→ **Task to carry out**:
Check each line of the listing below for the word "gain" and say how many lines have it. Nothing else should be written.
▬▬▬
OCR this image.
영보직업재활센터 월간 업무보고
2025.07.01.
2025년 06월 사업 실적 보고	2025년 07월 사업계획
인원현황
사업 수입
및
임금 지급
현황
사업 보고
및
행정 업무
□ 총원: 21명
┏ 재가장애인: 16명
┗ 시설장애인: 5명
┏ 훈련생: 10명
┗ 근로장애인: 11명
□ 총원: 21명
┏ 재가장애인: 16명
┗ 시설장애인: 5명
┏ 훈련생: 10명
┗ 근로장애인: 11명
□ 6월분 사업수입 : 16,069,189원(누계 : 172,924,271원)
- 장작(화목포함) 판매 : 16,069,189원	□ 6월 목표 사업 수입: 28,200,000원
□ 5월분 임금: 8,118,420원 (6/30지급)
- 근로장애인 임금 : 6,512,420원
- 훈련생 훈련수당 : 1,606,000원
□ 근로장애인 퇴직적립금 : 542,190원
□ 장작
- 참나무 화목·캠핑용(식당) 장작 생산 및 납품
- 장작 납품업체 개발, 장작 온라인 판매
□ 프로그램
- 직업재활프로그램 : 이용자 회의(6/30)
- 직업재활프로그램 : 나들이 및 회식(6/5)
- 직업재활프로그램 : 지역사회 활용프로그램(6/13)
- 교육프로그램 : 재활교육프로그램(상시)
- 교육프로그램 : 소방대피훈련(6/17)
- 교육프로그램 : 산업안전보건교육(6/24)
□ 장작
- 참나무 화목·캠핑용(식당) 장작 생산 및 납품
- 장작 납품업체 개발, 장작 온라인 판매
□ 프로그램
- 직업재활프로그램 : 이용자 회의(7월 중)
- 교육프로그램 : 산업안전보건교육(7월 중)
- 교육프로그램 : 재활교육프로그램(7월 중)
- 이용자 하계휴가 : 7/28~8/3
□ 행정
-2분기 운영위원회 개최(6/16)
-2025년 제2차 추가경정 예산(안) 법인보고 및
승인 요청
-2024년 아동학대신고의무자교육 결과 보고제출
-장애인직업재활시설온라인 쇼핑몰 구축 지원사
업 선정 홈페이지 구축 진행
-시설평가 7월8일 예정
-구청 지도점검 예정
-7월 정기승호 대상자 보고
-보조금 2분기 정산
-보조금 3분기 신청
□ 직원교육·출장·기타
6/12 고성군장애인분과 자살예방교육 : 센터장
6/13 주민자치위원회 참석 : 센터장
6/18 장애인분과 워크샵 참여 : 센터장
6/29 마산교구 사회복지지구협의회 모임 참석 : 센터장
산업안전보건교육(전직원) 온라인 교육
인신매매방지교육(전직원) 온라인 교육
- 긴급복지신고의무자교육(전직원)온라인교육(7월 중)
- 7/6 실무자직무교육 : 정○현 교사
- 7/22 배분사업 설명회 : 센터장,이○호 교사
▬▬▬
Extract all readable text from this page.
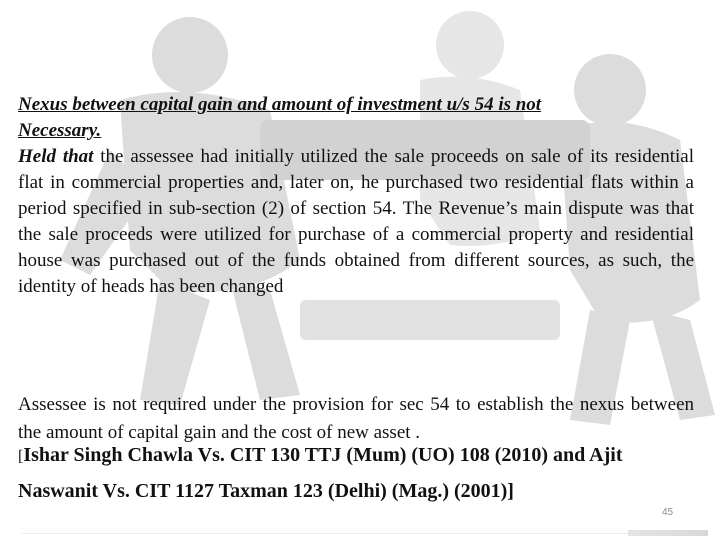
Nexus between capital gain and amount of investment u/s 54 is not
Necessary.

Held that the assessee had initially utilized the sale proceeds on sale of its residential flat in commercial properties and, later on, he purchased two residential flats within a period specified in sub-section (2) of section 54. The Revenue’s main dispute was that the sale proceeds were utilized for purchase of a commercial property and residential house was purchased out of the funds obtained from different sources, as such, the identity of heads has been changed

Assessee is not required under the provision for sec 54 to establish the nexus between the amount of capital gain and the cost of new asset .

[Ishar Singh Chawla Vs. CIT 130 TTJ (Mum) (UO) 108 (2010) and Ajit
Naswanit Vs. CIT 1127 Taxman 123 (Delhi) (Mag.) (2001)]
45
▬▬▬
→ **Solution to this exercise**:
2